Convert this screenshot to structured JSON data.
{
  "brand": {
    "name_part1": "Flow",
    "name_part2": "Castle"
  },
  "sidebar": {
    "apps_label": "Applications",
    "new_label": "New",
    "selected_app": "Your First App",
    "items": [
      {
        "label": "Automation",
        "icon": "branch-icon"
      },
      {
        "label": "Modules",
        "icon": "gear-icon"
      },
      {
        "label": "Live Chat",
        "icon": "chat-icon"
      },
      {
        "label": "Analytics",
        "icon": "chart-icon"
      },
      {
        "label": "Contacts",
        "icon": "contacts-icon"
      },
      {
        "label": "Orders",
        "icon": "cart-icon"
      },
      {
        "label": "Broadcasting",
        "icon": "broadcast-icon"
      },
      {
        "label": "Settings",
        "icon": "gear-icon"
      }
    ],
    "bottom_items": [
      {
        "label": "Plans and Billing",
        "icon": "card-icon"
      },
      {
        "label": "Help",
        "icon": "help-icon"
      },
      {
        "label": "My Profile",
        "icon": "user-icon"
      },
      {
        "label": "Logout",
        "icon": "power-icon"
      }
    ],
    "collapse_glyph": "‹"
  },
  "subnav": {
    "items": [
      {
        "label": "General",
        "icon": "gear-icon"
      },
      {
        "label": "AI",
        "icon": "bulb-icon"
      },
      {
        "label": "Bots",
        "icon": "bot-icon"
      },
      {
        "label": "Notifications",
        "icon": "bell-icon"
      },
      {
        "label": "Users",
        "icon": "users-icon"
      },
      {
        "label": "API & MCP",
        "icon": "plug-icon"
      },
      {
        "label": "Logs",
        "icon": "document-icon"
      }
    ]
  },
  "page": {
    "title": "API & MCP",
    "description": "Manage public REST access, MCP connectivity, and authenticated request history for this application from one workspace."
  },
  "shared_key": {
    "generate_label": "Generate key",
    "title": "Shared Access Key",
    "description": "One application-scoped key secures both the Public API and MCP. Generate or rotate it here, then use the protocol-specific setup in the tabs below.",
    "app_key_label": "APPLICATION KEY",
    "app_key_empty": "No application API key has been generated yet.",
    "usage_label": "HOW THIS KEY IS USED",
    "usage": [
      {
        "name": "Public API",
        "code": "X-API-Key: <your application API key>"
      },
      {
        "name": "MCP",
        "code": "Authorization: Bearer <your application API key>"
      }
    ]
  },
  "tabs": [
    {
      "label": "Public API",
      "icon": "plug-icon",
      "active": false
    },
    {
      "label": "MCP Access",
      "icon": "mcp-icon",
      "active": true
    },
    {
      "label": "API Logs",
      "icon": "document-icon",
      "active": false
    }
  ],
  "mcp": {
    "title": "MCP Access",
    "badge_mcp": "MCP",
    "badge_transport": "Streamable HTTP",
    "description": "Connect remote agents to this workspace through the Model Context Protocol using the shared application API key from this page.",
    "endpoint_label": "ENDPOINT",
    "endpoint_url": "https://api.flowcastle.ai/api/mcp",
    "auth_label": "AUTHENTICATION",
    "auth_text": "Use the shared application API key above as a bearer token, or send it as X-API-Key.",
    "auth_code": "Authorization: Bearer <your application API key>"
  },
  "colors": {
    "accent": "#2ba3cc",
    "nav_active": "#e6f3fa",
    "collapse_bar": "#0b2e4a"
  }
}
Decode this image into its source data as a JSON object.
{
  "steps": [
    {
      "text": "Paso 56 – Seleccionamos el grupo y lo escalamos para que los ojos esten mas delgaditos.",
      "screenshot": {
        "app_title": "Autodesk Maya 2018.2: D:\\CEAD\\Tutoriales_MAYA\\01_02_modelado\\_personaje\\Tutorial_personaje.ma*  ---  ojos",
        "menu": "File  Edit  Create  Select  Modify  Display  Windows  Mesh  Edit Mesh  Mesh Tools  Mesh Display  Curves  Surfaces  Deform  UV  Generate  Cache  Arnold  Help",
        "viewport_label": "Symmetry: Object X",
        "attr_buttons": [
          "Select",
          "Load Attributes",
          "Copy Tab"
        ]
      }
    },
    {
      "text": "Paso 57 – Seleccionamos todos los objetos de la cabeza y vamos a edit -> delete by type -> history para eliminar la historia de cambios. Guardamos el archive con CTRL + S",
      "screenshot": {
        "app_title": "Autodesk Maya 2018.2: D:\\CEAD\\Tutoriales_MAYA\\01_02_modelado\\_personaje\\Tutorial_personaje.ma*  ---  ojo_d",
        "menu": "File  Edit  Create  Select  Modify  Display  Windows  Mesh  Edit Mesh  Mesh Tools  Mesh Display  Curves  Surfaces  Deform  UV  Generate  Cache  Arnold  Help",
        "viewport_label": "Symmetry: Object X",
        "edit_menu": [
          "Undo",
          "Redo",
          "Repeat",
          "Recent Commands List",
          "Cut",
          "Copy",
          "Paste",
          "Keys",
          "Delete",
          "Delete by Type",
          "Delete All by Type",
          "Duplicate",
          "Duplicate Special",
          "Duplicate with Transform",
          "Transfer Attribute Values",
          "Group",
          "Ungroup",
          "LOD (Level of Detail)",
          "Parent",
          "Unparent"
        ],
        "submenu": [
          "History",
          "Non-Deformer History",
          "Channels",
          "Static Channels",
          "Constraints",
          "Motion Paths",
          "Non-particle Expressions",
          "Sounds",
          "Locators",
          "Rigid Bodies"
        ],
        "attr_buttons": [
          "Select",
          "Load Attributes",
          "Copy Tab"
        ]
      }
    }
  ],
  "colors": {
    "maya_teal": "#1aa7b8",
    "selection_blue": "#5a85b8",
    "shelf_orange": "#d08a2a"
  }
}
------------
Goal: Copy out the material word for word and line for line.

Answer below:
Convert this screenshot to structured JSON data.
{
  "brand": {
    "name_part1": "Flow",
    "name_part2": "Castle"
  },
  "sidebar": {
    "apps_label": "Applications",
    "new_label": "New",
    "selected_app": "Your First App",
    "items": [
      {
        "label": "Automation",
        "icon": "branch-icon"
      },
      {
        "label": "Modules",
        "icon": "gear-icon"
      },
      {
        "label": "Live Chat",
        "icon": "chat-icon"
      },
      {
        "label": "Analytics",
        "icon": "chart-icon"
      },
      {
        "label": "Contacts",
        "icon": "contacts-icon"
      },
      {
        "label": "Orders",
        "icon": "cart-icon"
      },
      {
        "label": "Broadcasting",
        "icon": "broadcast-icon"
      },
      {
        "label": "Settings",
        "icon": "gear-icon"
      }
    ],
    "bottom_items": [
      {
        "label": "Plans and Billing",
        "icon": "card-icon"
      },
      {
        "label": "Help",
        "icon": "help-icon"
      },
      {
        "label": "My Profile",
        "icon": "user-icon"
      },
      {
        "label": "Logout",
        "icon": "power-icon"
      }
    ],
    "collapse_glyph": "‹"
  },
  "subnav": {
    "items": [
      {
        "label": "General",
        "icon": "gear-icon"
      },
      {
        "label": "AI",
        "icon": "bulb-icon"
      },
      {
        "label": "Bots",
        "icon": "bot-icon"
      },
      {
        "label": "Notifications",
        "icon": "bell-icon"
      },
      {
        "label": "Users",
        "icon": "users-icon"
      },
      {
        "label": "API & MCP",
        "icon": "plug-icon"
      },
      {
        "label": "Logs",
        "icon": "document-icon"
      }
    ]
  },
  "page": {
    "title": "API & MCP",
    "description": "Manage public REST access, MCP connectivity, and authenticated request history for this application from one workspace."
  },
  "shared_key": {
    "generate_label": "Generate key",
    "title": "Shared Access Key",
    "description": "One application-scoped key secures both the Public API and MCP. Generate or rotate it here, then use the protocol-specific setup in the tabs below.",
    "app_key_label": "APPLICATION KEY",
    "app_key_empty": "No application API key has been generated yet.",
    "usage_label": "HOW THIS KEY IS USED",
    "usage": [
      {
        "name": "Public API",
        "code": "X-API-Key: <your application API key>"
      },
      {
        "name": "MCP",
        "code": "Authorization: Bearer <your application API key>"
      }
    ]
  },
  "tabs": [
    {
      "label": "Public API",
      "icon": "plug-icon",
      "active": false
    },
    {
      "label": "MCP Access",
      "icon": "mcp-icon",
      "active": true
    },
    {
      "label": "API Logs",
      "icon": "document-icon",
      "active": false
    }
  ],
  "mcp": {
    "title": "MCP Access",
    "badge_mcp": "MCP",
    "badge_transport": "Streamable HTTP",
    "description": "Connect remote agents to this workspace through the Model Context Protocol using the shared application API key from this page.",
    "endpoint_label": "ENDPOINT",
    "endpoint_url": "https://api.flowcastle.ai/api/mcp",
    "auth_label": "AUTHENTICATION",
    "auth_text": "Use the shared application API key above as a bearer token, or send it as X-API-Key.",
    "auth_code": "Authorization: Bearer <your application API key>"
  },
  "colors": {
    "accent": "#2ba3cc",
    "nav_active": "#e6f3fa",
    "collapse_bar": "#0b2e4a"
  }
}
Decode this image into its source data as a JSON object.
{
  "steps": [
    {
      "text": "Paso 56 – Seleccionamos el grupo y lo escalamos para que los ojos esten mas delgaditos.",
      "screenshot": {
        "app_title": "Autodesk Maya 2018.2: D:\\CEAD\\Tutoriales_MAYA\\01_02_modelado\\_personaje\\Tutorial_personaje.ma*  ---  ojos",
        "menu": "File  Edit  Create  Select  Modify  Display  Windows  Mesh  Edit Mesh  Mesh Tools  Mesh Display  Curves  Surfaces  Deform  UV  Generate  Cache  Arnold  Help",
        "viewport_label": "Symmetry: Object X",
        "attr_buttons": [
          "Select",
          "Load Attributes",
          "Copy Tab"
        ]
      }
    },
    {
      "text": "Paso 57 – Seleccionamos todos los objetos de la cabeza y vamos a edit -> delete by type -> history para eliminar la historia de cambios. Guardamos el archive con CTRL + S",
      "screenshot": {
        "app_title": "Autodesk Maya 2018.2: D:\\CEAD\\Tutoriales_MAYA\\01_02_modelado\\_personaje\\Tutorial_personaje.ma*  ---  ojo_d",
        "menu": "File  Edit  Create  Select  Modify  Display  Windows  Mesh  Edit Mesh  Mesh Tools  Mesh Display  Curves  Surfaces  Deform  UV  Generate  Cache  Arnold  Help",
        "viewport_label": "Symmetry: Object X",
        "edit_menu": [
          "Undo",
          "Redo",
          "Repeat",
          "Recent Commands List",
          "Cut",
          "Copy",
          "Paste",
          "Keys",
          "Delete",
          "Delete by Type",
          "Delete All by Type",
          "Duplicate",
          "Duplicate Special",
          "Duplicate with Transform",
          "Transfer Attribute Values",
          "Group",
          "Ungroup",
          "LOD (Level of Detail)",
          "Parent",
          "Unparent"
        ],
        "submenu": [
          "History",
          "Non-Deformer History",
          "Channels",
          "Static Channels",
          "Constraints",
          "Motion Paths",
          "Non-particle Expressions",
          "Sounds",
          "Locators",
          "Rigid Bodies"
        ],
        "attr_buttons": [
          "Select",
          "Load Attributes",
          "Copy Tab"
        ]
      }
    }
  ],
  "colors": {
    "maya_teal": "#1aa7b8",
    "selection_blue": "#5a85b8",
    "shelf_orange": "#d08a2a"
  }
}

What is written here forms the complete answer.